• What is being asked
Count how many lines below include the string "text", and give that number without anything else.

• Information given
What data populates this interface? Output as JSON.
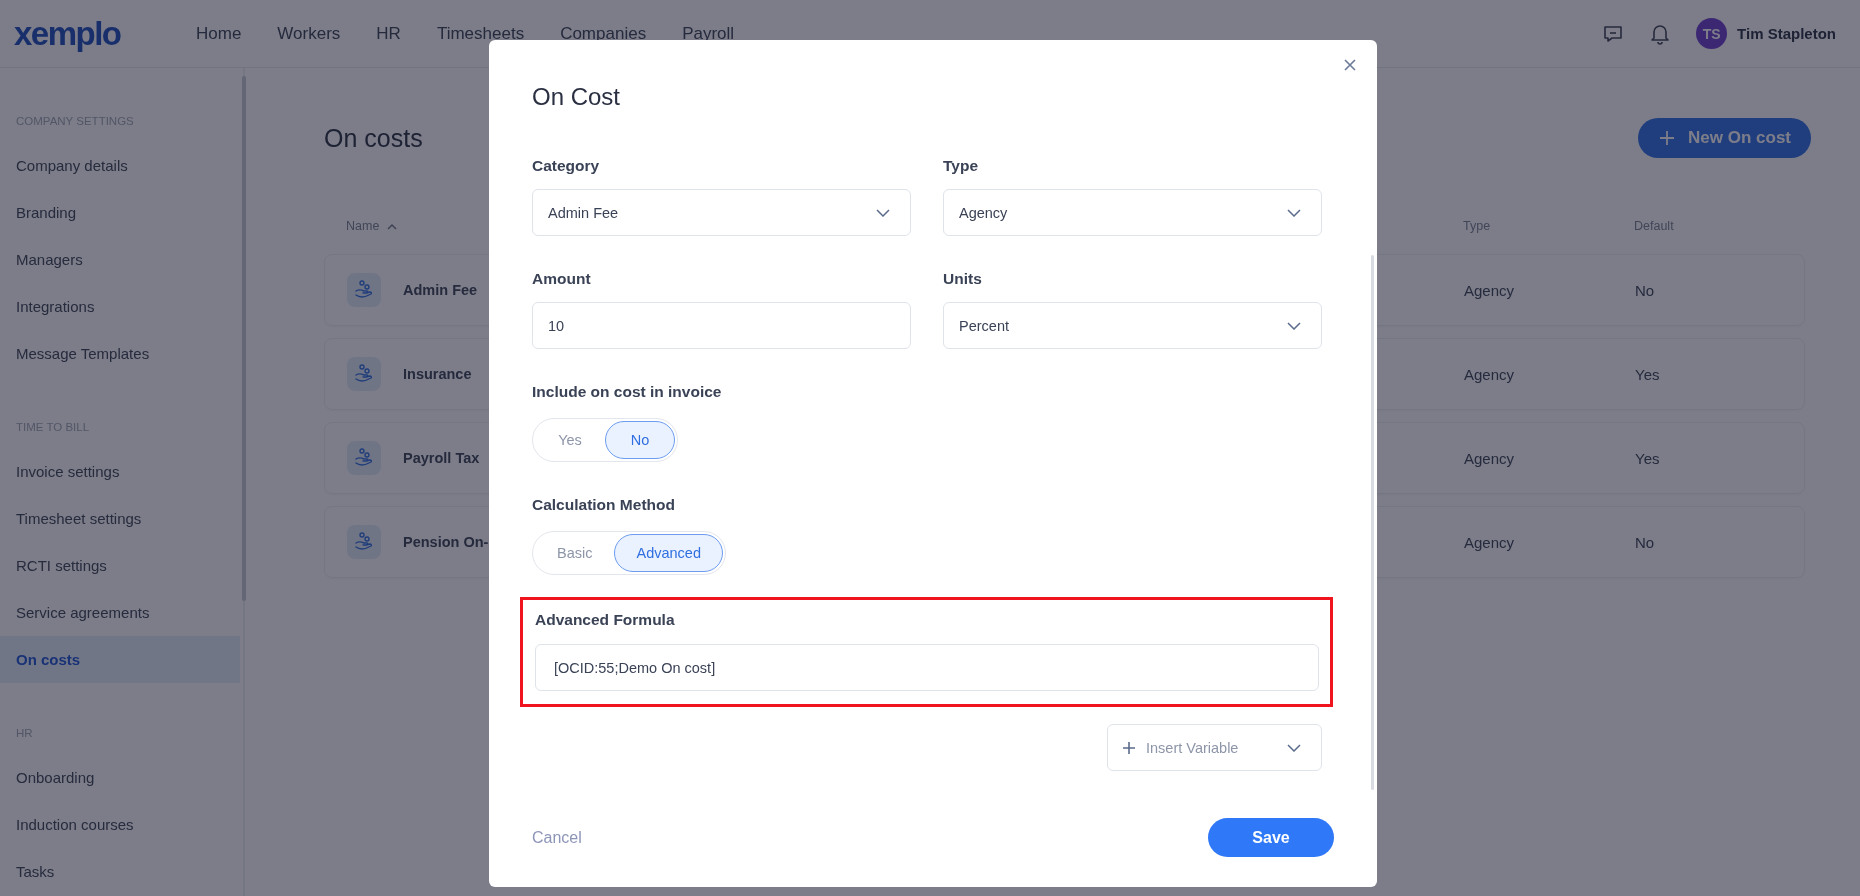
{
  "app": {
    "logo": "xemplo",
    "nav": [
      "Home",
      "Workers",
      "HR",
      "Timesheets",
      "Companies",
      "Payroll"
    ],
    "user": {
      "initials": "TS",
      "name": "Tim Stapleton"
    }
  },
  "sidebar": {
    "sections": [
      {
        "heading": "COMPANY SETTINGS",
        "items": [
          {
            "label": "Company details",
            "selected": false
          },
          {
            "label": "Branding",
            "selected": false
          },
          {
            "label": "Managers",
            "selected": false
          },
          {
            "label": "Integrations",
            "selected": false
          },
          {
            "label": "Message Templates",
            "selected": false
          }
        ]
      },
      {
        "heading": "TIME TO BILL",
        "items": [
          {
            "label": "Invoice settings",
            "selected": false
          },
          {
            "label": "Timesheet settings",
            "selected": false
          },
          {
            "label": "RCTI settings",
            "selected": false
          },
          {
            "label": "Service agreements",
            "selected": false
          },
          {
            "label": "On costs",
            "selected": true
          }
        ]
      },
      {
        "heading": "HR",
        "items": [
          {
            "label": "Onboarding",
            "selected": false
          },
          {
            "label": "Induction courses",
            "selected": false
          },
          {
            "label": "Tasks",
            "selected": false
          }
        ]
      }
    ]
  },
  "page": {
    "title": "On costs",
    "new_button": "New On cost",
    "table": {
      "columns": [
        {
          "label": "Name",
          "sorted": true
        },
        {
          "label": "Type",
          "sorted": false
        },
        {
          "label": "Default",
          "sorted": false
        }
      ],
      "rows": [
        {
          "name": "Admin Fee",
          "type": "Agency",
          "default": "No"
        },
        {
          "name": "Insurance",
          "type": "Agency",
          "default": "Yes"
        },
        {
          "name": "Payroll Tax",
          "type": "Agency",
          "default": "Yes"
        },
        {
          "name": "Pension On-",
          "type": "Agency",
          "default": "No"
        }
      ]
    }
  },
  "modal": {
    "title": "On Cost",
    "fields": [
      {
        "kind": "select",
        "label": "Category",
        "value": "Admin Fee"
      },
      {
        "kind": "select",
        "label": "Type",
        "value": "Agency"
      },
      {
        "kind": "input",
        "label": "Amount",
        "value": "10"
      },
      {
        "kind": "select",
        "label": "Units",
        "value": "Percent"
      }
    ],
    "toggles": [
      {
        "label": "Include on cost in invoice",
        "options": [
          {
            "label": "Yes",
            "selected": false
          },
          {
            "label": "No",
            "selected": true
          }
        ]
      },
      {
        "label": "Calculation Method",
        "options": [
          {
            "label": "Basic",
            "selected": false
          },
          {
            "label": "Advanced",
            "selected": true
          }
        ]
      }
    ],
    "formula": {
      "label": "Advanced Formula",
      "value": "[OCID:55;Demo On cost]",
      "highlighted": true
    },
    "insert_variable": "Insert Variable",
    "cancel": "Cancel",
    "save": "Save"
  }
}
...
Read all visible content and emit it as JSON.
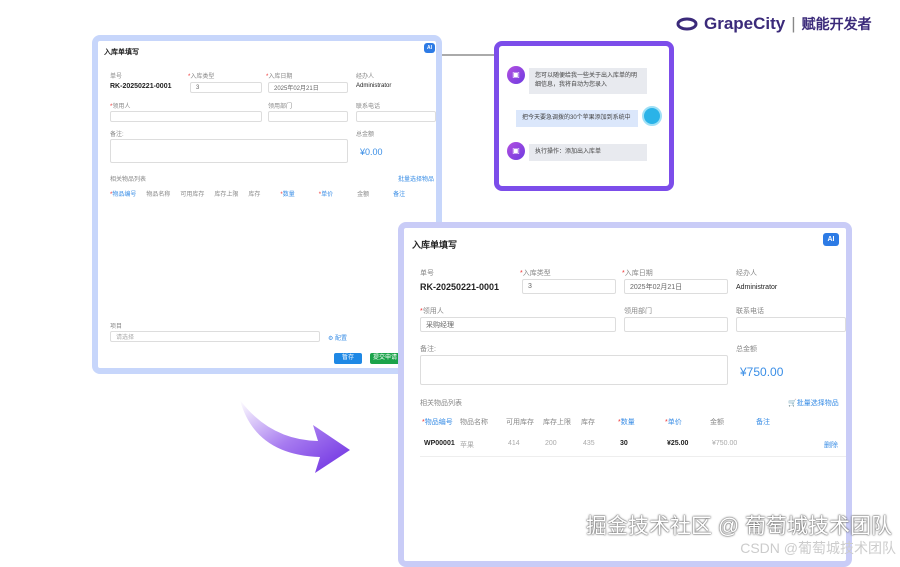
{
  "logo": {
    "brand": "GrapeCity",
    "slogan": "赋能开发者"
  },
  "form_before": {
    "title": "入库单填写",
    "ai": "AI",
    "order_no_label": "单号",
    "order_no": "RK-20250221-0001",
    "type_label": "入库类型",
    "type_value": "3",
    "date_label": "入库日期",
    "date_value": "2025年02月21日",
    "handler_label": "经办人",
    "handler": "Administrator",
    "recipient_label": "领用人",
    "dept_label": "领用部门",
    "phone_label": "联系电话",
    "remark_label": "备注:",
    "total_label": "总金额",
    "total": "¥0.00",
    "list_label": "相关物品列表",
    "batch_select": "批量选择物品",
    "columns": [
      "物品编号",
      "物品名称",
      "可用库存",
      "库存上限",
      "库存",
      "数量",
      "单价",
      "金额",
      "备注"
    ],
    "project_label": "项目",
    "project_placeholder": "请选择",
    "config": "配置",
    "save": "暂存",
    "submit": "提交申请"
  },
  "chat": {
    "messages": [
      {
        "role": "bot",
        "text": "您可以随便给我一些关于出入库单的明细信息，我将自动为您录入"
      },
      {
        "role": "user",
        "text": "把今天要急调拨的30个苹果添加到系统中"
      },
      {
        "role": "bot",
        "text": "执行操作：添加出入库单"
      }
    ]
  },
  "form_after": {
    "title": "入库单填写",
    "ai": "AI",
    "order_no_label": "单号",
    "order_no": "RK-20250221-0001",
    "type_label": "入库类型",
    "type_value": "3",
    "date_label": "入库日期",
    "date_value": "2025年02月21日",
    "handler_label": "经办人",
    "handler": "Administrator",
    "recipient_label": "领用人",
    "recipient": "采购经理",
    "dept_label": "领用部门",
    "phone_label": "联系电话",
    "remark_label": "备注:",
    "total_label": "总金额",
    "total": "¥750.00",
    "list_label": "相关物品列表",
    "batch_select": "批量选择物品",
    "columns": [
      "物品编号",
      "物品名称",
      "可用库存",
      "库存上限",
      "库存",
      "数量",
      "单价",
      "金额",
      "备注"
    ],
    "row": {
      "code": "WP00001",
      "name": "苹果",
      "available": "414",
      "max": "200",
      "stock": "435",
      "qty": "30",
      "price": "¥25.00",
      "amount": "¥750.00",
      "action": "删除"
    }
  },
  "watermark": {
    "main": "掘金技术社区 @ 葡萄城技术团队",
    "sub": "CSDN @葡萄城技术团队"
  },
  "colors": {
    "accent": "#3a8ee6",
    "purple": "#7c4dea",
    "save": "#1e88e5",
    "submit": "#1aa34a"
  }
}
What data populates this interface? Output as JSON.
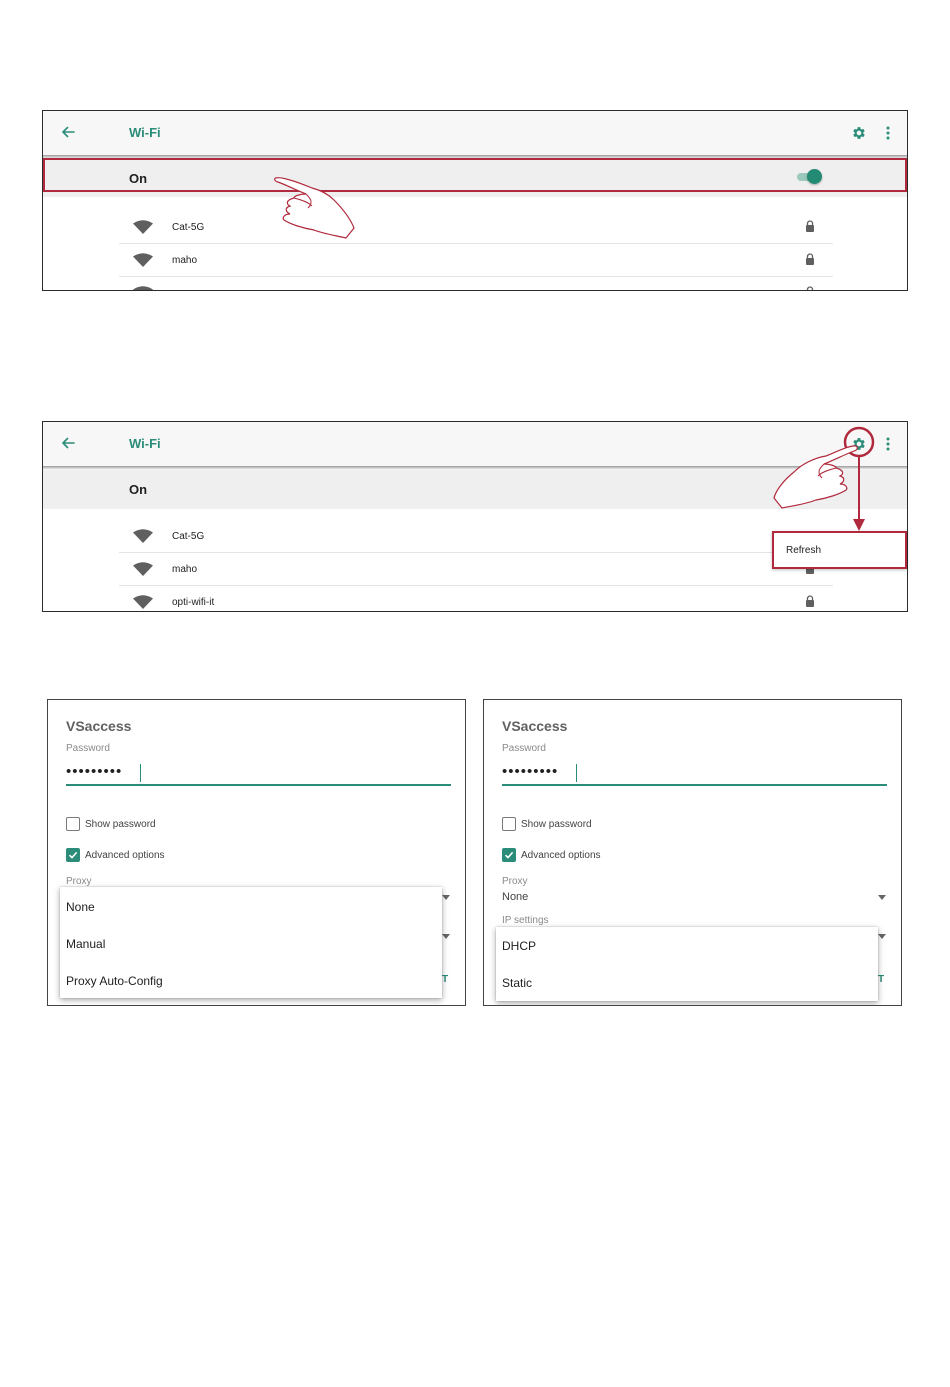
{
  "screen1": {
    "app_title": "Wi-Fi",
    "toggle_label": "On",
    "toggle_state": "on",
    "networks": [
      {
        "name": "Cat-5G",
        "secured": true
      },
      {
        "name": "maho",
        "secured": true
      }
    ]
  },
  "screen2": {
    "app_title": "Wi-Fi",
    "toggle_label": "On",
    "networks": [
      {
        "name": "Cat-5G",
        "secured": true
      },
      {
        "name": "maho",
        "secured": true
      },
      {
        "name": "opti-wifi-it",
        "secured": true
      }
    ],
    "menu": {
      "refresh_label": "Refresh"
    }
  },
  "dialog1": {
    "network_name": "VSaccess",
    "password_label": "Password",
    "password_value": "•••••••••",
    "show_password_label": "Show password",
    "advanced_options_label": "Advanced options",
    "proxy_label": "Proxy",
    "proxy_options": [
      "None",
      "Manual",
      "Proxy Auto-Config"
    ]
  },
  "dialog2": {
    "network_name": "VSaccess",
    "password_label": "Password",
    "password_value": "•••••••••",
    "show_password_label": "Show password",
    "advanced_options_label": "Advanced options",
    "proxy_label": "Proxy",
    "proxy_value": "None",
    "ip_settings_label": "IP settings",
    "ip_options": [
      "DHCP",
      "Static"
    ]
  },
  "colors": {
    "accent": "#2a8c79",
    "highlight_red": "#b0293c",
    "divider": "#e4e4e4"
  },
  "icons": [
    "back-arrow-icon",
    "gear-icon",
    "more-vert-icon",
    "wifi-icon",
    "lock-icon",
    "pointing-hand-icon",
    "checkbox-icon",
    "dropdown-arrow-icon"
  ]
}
---
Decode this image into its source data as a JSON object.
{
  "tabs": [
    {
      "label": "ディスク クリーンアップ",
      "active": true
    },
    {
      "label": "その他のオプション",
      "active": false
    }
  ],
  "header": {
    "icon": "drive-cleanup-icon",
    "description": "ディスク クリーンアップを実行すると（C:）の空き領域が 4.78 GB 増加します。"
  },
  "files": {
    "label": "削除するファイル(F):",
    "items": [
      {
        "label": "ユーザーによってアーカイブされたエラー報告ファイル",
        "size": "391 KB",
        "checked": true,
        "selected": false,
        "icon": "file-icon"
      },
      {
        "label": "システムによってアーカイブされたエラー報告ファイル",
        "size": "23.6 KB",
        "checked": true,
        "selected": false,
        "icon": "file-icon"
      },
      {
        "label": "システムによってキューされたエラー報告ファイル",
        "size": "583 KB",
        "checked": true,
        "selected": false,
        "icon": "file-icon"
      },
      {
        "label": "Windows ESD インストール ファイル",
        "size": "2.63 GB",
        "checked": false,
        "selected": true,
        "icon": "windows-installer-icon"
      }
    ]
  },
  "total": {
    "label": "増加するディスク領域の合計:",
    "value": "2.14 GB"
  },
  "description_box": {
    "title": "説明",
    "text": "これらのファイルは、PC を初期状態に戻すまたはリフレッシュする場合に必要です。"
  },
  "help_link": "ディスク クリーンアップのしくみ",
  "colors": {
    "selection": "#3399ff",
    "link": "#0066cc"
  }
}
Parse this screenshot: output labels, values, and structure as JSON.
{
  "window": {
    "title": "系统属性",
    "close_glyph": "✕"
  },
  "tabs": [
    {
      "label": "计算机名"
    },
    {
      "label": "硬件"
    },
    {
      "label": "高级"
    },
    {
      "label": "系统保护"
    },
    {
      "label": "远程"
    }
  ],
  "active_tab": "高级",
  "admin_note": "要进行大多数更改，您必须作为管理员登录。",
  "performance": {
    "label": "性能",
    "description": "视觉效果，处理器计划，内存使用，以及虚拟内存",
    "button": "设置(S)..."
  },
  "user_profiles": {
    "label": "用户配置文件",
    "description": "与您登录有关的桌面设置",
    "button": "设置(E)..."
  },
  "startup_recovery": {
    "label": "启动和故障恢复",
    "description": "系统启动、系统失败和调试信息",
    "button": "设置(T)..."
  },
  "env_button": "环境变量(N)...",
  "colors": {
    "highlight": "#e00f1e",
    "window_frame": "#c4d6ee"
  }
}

• Output for this task
4